## TO DO:
Scan the data below and pick out the lines containing the word "hint".

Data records
▬▬▬▬▬▬

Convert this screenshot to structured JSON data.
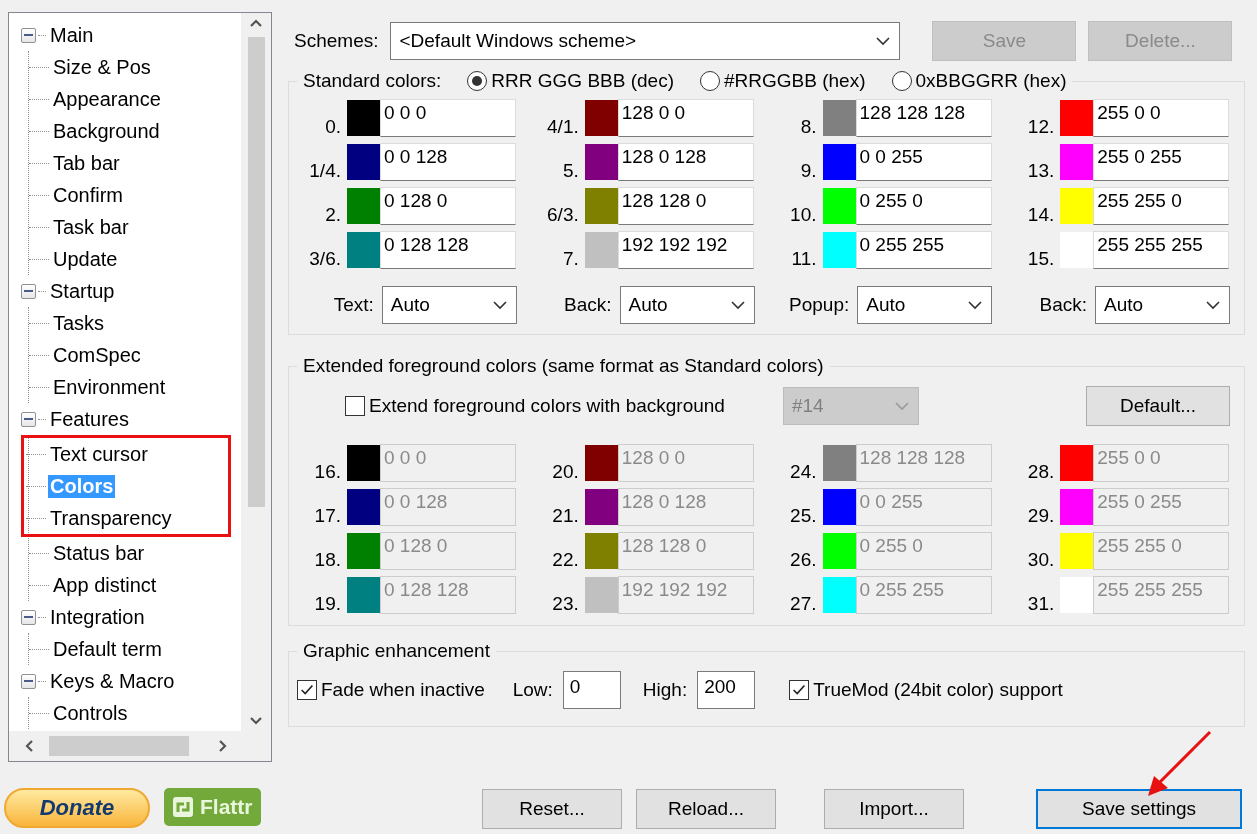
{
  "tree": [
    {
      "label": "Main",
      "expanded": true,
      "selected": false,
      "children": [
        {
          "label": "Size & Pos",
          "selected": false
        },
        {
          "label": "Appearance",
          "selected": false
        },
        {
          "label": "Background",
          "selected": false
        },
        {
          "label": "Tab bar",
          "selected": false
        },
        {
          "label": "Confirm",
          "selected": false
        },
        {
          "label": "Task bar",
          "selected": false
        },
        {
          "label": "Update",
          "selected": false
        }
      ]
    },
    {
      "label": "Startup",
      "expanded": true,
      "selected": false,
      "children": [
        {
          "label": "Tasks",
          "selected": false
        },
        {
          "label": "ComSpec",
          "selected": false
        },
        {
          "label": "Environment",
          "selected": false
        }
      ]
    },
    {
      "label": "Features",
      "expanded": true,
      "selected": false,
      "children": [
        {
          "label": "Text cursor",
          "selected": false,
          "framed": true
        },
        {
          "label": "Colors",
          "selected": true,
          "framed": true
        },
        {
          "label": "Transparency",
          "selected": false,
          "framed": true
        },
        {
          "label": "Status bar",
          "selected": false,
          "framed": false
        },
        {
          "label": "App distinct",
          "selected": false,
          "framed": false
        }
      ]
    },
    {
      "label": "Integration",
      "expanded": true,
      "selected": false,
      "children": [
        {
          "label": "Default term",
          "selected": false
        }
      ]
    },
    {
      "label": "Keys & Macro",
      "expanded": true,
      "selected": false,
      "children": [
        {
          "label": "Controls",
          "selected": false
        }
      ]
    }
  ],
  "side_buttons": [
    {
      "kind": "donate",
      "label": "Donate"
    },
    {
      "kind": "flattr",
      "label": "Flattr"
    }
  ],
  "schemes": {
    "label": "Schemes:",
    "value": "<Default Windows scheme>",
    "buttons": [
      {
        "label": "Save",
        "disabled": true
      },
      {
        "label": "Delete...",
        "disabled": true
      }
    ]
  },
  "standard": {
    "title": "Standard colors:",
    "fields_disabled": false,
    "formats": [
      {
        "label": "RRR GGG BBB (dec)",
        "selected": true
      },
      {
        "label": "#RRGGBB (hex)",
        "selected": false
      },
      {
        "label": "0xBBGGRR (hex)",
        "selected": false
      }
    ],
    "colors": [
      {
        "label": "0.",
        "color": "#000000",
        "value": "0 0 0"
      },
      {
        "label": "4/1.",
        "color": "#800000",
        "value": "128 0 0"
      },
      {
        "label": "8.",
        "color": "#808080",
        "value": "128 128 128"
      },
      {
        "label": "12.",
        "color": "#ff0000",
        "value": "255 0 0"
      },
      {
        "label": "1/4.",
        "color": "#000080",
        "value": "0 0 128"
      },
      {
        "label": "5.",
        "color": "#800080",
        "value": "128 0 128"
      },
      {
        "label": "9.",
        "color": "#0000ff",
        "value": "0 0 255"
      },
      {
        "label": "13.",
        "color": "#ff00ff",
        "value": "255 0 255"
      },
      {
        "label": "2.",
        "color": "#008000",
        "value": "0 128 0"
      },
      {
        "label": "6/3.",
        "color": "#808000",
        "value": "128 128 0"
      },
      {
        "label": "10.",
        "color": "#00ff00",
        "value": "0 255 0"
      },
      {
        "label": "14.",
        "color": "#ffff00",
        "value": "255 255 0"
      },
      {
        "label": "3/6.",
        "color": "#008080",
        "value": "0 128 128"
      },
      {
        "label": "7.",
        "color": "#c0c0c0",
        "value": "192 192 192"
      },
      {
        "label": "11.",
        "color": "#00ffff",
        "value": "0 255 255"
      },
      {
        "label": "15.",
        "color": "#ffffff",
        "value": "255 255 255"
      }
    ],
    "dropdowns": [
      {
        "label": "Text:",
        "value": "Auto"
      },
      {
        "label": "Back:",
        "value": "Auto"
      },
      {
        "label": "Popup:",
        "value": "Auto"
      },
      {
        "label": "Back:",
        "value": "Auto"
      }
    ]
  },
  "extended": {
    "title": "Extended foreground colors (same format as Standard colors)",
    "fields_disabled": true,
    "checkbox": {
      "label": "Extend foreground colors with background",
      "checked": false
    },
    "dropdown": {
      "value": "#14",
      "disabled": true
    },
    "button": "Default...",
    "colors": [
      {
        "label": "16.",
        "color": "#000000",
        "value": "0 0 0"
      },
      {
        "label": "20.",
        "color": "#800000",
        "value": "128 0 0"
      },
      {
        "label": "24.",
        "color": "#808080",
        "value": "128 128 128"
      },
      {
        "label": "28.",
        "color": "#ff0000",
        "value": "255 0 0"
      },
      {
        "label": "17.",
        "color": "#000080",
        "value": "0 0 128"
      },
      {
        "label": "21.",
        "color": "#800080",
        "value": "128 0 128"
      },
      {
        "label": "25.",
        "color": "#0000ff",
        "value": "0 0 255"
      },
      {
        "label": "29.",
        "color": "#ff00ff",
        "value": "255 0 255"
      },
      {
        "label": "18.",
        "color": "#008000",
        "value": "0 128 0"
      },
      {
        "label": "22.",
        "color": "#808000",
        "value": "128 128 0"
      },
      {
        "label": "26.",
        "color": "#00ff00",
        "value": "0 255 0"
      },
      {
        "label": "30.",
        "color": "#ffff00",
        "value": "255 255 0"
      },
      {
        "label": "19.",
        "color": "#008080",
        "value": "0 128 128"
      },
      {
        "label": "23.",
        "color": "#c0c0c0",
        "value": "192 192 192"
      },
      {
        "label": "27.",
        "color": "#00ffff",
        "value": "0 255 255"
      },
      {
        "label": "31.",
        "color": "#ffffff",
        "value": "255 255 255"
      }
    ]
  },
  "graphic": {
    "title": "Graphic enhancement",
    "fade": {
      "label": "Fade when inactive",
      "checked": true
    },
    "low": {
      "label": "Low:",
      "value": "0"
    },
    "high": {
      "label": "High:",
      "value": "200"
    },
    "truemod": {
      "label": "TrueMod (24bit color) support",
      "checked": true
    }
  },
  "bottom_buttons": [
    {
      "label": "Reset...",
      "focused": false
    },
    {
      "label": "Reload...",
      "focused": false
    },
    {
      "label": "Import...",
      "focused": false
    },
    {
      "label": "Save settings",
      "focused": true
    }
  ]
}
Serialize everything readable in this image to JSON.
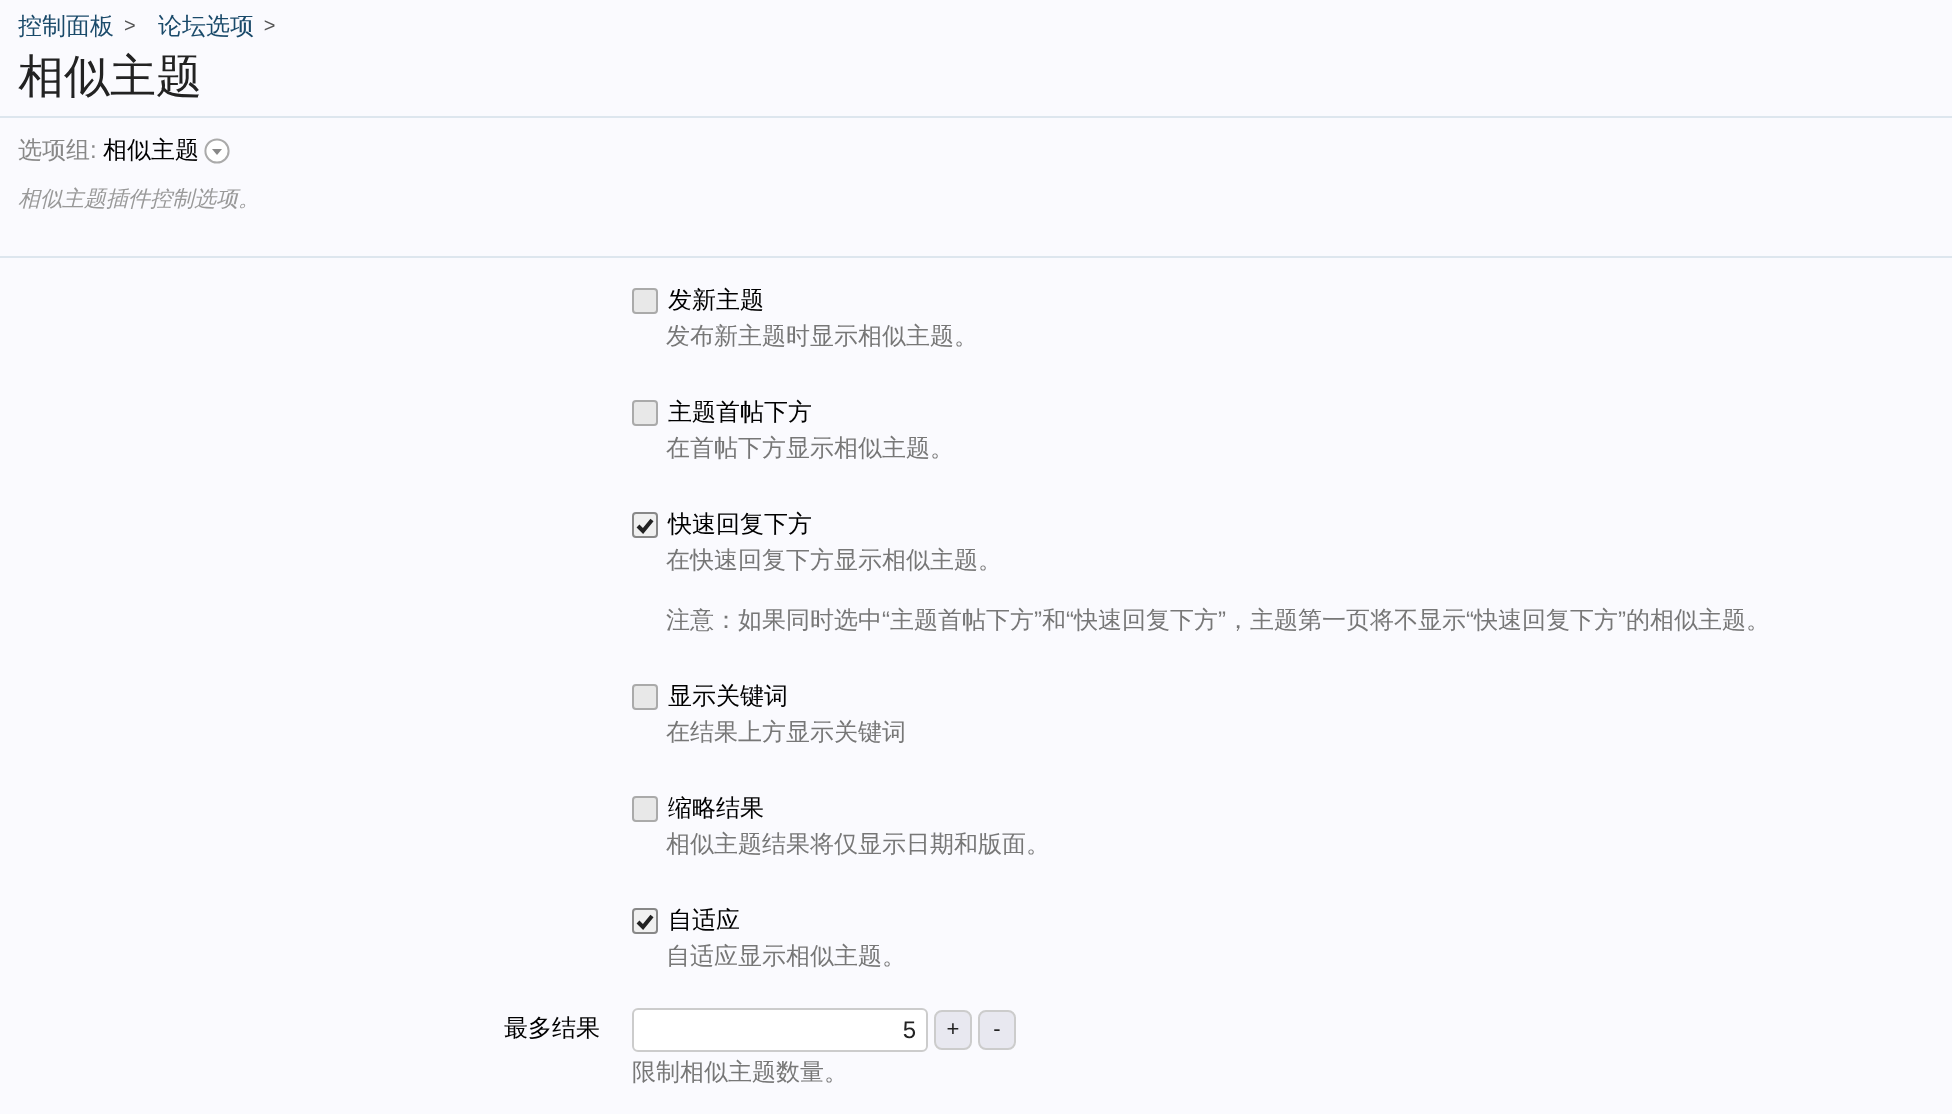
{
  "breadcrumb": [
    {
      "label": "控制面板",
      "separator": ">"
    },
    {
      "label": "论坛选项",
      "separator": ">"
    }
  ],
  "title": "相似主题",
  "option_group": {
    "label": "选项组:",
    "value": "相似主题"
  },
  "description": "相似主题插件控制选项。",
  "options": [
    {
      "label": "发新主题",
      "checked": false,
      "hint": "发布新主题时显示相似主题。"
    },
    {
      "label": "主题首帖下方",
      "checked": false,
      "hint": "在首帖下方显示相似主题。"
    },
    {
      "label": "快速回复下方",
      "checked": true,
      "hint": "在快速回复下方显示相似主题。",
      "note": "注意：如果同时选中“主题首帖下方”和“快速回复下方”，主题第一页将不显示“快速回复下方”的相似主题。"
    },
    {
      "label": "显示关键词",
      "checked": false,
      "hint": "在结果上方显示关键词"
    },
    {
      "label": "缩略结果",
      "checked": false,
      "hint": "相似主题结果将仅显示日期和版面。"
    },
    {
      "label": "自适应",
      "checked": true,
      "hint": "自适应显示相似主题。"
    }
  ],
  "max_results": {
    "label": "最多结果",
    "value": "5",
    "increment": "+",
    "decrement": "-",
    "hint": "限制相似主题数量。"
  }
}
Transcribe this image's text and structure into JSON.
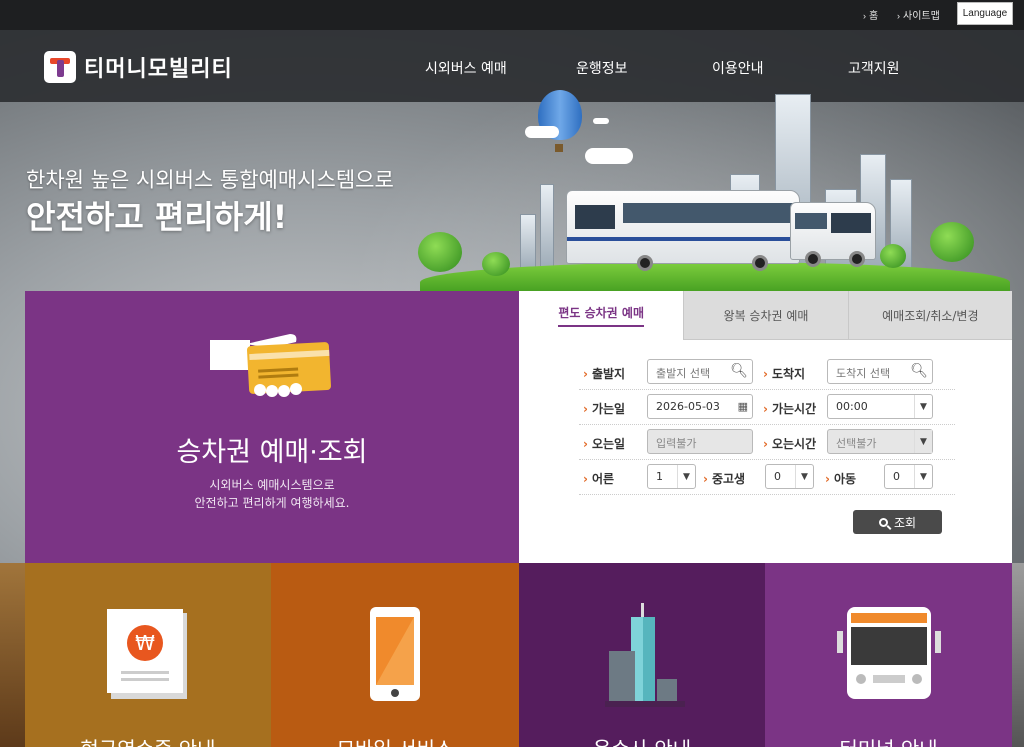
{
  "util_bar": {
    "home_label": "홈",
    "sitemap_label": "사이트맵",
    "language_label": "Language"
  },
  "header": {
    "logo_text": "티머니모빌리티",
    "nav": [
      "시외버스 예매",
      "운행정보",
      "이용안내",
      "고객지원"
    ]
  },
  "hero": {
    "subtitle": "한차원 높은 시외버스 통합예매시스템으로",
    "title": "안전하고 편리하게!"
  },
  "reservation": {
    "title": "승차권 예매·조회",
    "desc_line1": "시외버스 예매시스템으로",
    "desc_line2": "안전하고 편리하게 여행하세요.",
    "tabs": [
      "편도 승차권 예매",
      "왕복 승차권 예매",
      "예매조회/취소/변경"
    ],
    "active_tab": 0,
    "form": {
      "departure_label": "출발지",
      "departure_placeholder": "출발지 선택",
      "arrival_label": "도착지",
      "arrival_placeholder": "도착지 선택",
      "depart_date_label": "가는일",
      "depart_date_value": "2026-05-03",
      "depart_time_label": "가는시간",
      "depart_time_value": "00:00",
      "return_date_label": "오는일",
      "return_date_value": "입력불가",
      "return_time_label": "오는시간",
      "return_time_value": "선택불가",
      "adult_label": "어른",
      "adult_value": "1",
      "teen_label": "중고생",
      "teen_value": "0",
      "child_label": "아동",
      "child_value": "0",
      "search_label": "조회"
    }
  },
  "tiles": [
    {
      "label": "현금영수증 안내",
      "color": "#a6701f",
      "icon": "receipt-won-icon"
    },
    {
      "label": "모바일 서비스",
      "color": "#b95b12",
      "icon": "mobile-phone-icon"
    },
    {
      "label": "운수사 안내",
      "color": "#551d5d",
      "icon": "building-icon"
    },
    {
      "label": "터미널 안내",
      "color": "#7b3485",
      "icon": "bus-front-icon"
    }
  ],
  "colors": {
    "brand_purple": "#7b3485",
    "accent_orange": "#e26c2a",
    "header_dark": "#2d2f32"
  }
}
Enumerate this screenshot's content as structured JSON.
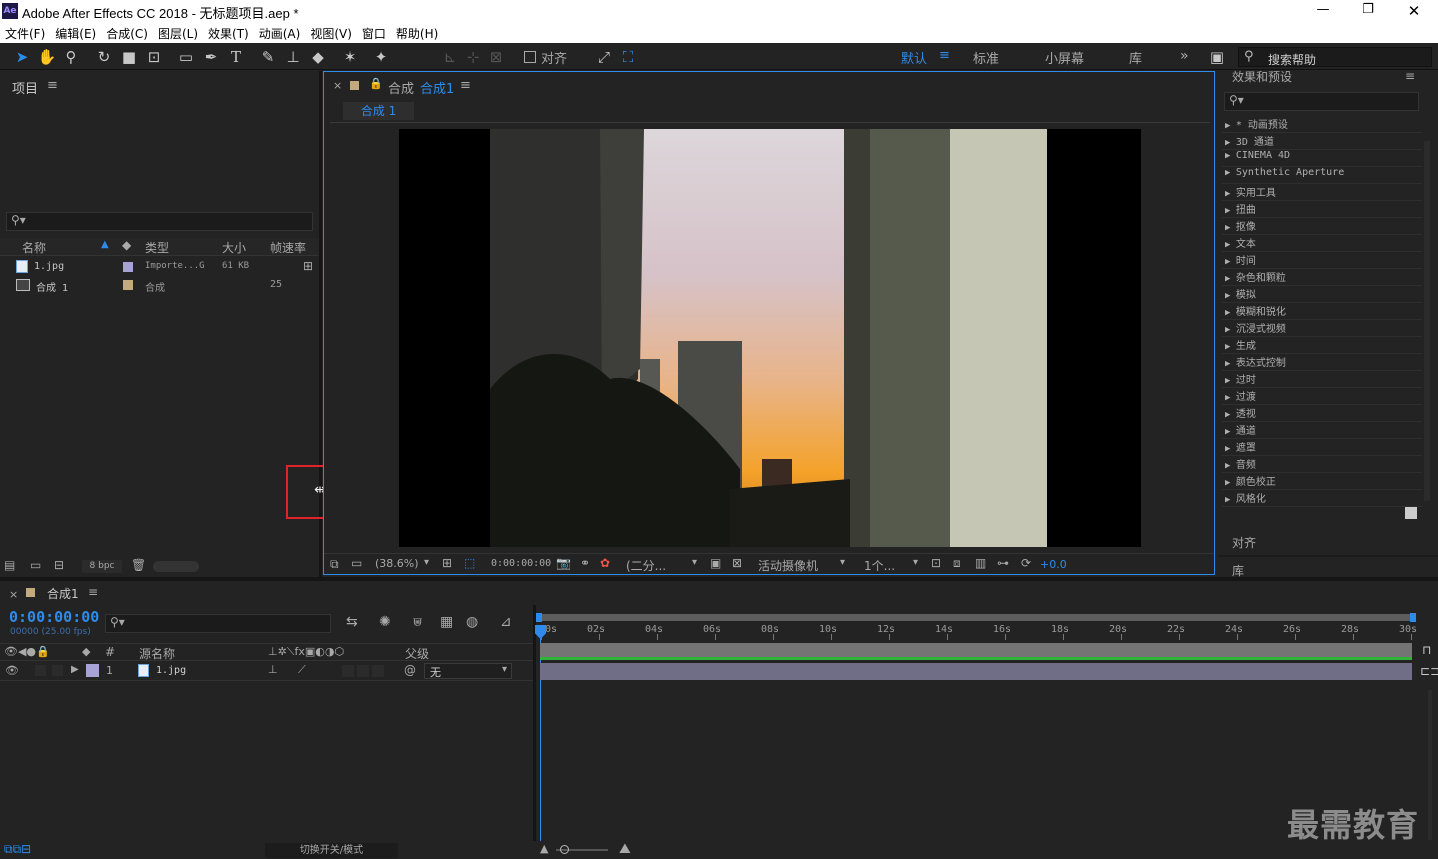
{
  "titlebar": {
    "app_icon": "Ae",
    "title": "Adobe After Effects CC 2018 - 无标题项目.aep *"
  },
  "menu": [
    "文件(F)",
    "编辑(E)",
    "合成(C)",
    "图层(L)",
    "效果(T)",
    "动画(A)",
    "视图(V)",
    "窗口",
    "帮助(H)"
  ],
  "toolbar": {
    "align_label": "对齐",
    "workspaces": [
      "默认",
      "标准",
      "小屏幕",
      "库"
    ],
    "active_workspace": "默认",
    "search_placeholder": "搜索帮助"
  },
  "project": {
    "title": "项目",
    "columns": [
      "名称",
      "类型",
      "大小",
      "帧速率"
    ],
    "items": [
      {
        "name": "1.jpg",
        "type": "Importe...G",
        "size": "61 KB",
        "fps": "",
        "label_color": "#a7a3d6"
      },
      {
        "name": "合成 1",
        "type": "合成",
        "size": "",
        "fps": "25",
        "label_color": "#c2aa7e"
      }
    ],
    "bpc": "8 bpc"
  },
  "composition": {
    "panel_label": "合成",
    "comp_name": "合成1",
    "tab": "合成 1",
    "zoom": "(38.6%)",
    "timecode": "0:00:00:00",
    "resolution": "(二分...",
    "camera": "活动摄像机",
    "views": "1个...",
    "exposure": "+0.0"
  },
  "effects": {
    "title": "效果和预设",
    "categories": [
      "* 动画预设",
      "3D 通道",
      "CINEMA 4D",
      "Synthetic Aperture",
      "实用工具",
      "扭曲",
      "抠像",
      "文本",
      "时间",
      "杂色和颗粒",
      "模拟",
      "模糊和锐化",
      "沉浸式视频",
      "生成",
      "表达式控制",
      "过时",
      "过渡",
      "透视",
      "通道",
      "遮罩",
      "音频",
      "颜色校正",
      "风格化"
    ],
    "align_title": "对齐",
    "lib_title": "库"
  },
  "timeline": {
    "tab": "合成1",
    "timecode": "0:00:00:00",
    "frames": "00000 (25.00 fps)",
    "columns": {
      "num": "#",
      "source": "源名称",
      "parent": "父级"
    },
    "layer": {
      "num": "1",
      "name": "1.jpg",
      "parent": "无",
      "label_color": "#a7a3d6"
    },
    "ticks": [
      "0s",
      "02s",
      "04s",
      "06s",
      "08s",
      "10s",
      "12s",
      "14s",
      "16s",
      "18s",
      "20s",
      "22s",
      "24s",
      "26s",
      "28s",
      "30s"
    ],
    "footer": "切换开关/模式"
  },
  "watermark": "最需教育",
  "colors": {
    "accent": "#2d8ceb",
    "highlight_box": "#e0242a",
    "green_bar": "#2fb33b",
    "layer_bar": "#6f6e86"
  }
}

▬▬▬▬▬▬

## SOLUTION TO THIS PROBLEM:
      "hint": "发布新主题时显示相似主题。"
      "hint": "在首帖下方显示相似主题。"
      "hint": "在快速回复下方显示相似主题。",
      "hint": "在结果上方显示关键词"
      "hint": "相似主题结果将仅显示日期和版面。"
      "hint": "自适应显示相似主题。"
    "hint": "限制相似主题数量。"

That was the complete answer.